Exercise details. Return all lines where the word "农杆菌的" can be found.
=-=-=
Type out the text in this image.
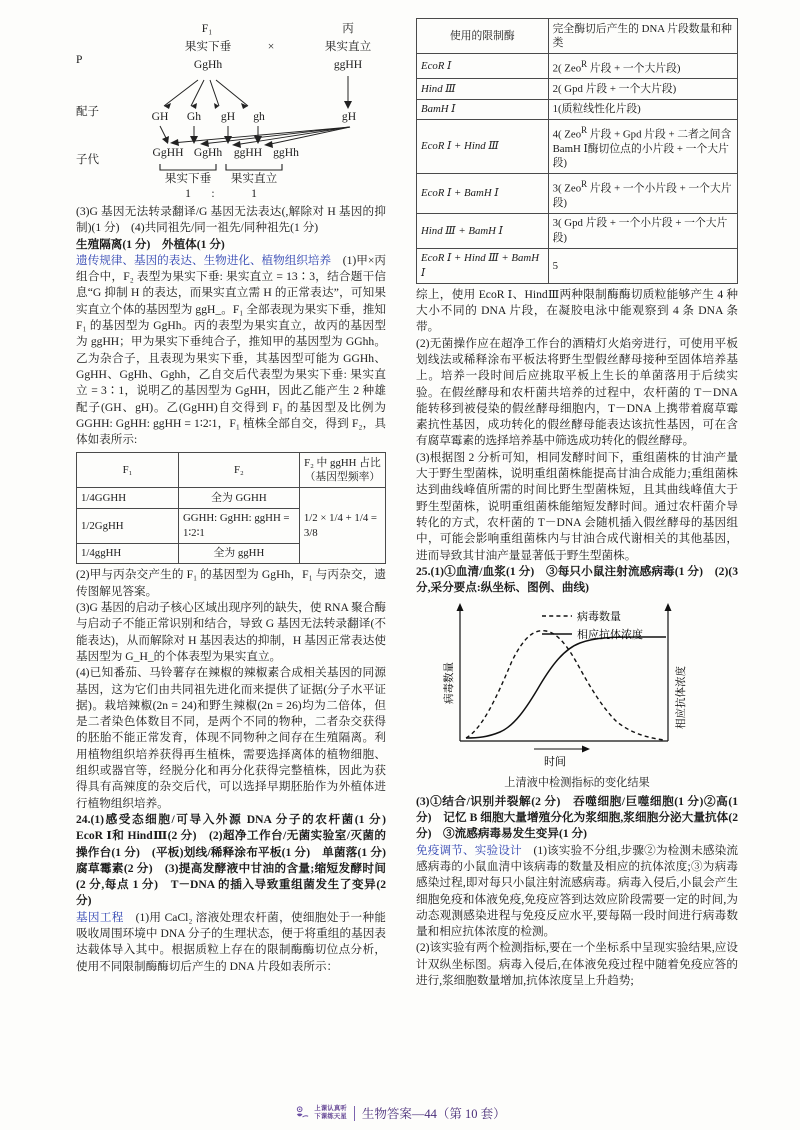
P
配子
子代
F₁
果实下垂
GgHh
×
丙
果实直立
ggHH
GH	Gh	gH	gh	gH
GgHH GgHh	ggHH ggHh
果实下垂	果实直立
1	:	1

(3)G 基因无法转录翻译/G 基因无法表达(,解除对 H 基因的抑制)(1 分)　(4)共同祖先/同一祖先/同种祖先(1 分)

生殖隔离(1 分)　外植体(1 分)

遗传规律、基因的表达、生物进化、植物组织培养　(1)甲×丙组合中，F₂ 表型为果实下垂: 果实直立 = 13∶3，结合题干信息“G 抑制 H 的表达，而果实直立需 H 的正常表达”，可知果实直立个体的基因型为 ggH_。F₁ 全部表现为果实下垂，推知 F₁ 的基因型为 GgHh。丙的表型为果实直立，故丙的基因型为 ggHH；甲为果实下垂纯合子，推知甲的基因型为 GGhh。乙为杂合子，且表现为果实下垂，其基因型可能为 GGHh、GgHH、GgHh、Gghh，乙自交后代表型为果实下垂: 果实直立 = 3∶1，说明乙的基因型为 GgHH，因此乙能产生 2 种雄配子(GH、gH)。乙(GgHH)自交得到 F₁ 的基因型及比例为 GGHH: GgHH: ggHH = 1∶2∶1，F₁ 植株全部自交，得到 F₂，具体如表所示:

F₁	F₂	F₂ 中 ggHH 占比
（基因型频率）
1/4GGHH	全为 GGHH	1/2 × 1/4 + 1/4 = 3/8
1/2GgHH	GGHH: GgHH: ggHH = 1∶2∶1	
1/4ggHH	全为 ggHH	

(2)甲与丙杂交产生的 F₁ 的基因型为 GgHh，F₁ 与丙杂交，遗传图解见答案。

(3)G 基因的启动子核心区域出现序列的缺失，使 RNA 聚合酶与启动子不能正常识别和结合，导致 G 基因无法转录翻译(不能表达)，从而解除对 H 基因表达的抑制，H 基因正常表达使基因型为 G_H_的个体表型为果实直立。

(4)已知番茄、马铃薯存在辣椒的辣椒素合成相关基因的同源基因，这为它们由共同祖先进化而来提供了证据(分子水平证据)。栽培辣椒(2n = 24)和野生辣椒(2n = 26)均为二倍体，但是二者染色体数目不同，是两个不同的物种，二者杂交获得的胚胎不能正常发育，体现不同物种之间存在生殖隔离。利用植物组织培养获得再生植株，需要选择离体的植物细胞、组织或器官等，经脱分化和再分化获得完整植株，因此为获得具有高辣度的杂交后代，可以选择早期胚胎作为外植体进行植物组织培养。

24.(1)感受态细胞/可导入外源 DNA 分子的农杆菌(1 分)　EcoR Ⅰ和 HindⅢ(2 分)　(2)超净工作台/无菌实验室/灭菌的操作台(1 分)　(平板)划线/稀释涂布平板(1 分)　单菌落(1 分)　腐草霉素(2 分)　(3)提高发酵液中甘油的含量;缩短发酵时间(2 分,每点 1 分)　T－DNA 的插入导致重组菌发生了变异(2 分)

基因工程　(1)用 CaCl₂ 溶液处理农杆菌，使细胞处于一种能吸收周围环境中 DNA 分子的生理状态，便于将重组的基因表达载体导入其中。根据质粒上存在的限制酶酶切位点分析，使用不同限制酶酶切后产生的 DNA 片段如表所示：

使用的限制酶	完全酶切后产生的 DNA 片段数量和种类
EcoR Ⅰ	2( Zeo$^R$ 片段 + 一个大片段)
Hind Ⅲ	2( Gpd 片段 + 一个大片段)
BamH Ⅰ	1(质粒线性化片段)
EcoR Ⅰ + Hind Ⅲ	4( Zeo$^R$ 片段 + Gpd 片段 + 二者之间含 BamH Ⅰ酶切位点的小片段 + 一个大片段)
EcoR Ⅰ + BamH Ⅰ	3( Zeo$^R$ 片段 + 一个小片段 + 一个大片段)
Hind Ⅲ + BamH Ⅰ	3( Gpd 片段 + 一个小片段 + 一个大片段)
EcoR Ⅰ + Hind Ⅲ + BamH Ⅰ	5

综上，使用 EcoR Ⅰ、HindⅢ两种限制酶酶切质粒能够产生 4 种大小不同的 DNA 片段，在凝胶电泳中能观察到 4 条 DNA 条带。

(2)无菌操作应在超净工作台的酒精灯火焰旁进行，可使用平板划线法或稀释涂布平板法将野生型假丝酵母接种至固体培养基上。培养一段时间后应挑取平板上生长的单菌落用于后续实验。在假丝酵母和农杆菌共培养的过程中，农杆菌的 T－DNA 能转移到被侵染的假丝酵母细胞内，T－DNA 上携带着腐草霉素抗性基因，成功转化的假丝酵母能表达该抗性基因，可在含有腐草霉素的选择培养基中筛选成功转化的假丝酵母。

(3)根据图 2 分析可知，相同发酵时间下，重组菌株的甘油产量大于野生型菌株，说明重组菌株能提高甘油合成能力;重组菌株达到曲线峰值所需的时间比野生型菌株短，且其曲线峰值大于野生型菌株，说明重组菌株能缩短发酵时间。通过农杆菌介导转化的方式，农杆菌的 T－DNA 会随机插入假丝酵母的基因组中，可能会影响重组菌株内与甘油合成代谢相关的其他基因，进而导致其甘油产量显著低于野生型菌株。

25.(1)①血清/血浆(1 分)　③每只小鼠注射流感病毒(1 分)　(2)(3 分,采分要点:纵坐标、图例、曲线)

病毒数量	相应抗体浓度
病毒数量
相应抗体浓度
时间

上清液中检测指标的变化结果

(3)①结合/识别并裂解(2 分)　吞噬细胞/巨噬细胞(1 分)②高(1 分)　记忆 B 细胞大量增殖分化为浆细胞,浆细胞分泌大量抗体(2 分)　③流感病毒易发生变异(1 分)

免疫调节、实验设计　(1)该实验不分组,步骤②为检测未感染流感病毒的小鼠血清中该病毒的数量及相应的抗体浓度;③为病毒感染过程,即对每只小鼠注射流感病毒。病毒入侵后,小鼠会产生细胞免疫和体液免疫,免疫应答到达效应阶段需要一定的时间,为动态观测感染进程与免疫反应水平,要每隔一段时间进行病毒数量和相应抗体浓度的检测。

(2)该实验有两个检测指标,要在一个坐标系中呈现实验结果,应设计双纵坐标图。病毒入侵后,在体液免疫过程中随着免疫应答的进行,浆细胞数量增加,抗体浓度呈上升趋势;

上课认真听
下课练天星 生物答案—44（第 10 套）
=-=-=
Reply to the task.
(2)无菌操作应在超净工作台的酒精灯火焰旁进行，可使用平板划线法或稀释涂布平板法将野生型假丝酵母接种至固体培养基上。培养一段时间后应挑取平板上生长的单菌落用于后续实验。在假丝酵母和农杆菌共培养的过程中，农杆菌的 T－DNA 能转移到被侵染的假丝酵母细胞内，T－DNA 上携带着腐草霉素抗性基因，成功转化的假丝酵母能表达该抗性基因，可在含有腐草霉素的选择培养基中筛选成功转化的假丝酵母。
(3)根据图 2 分析可知，相同发酵时间下，重组菌株的甘油产量大于野生型菌株，说明重组菌株能提高甘油合成能力;重组菌株达到曲线峰值所需的时间比野生型菌株短，且其曲线峰值大于野生型菌株，说明重组菌株能缩短发酵时间。通过农杆菌介导转化的方式，农杆菌的 T－DNA 会随机插入假丝酵母的基因组中，可能会影响重组菌株内与甘油合成代谢相关的其他基因，进而导致其甘油产量显著低于野生型菌株。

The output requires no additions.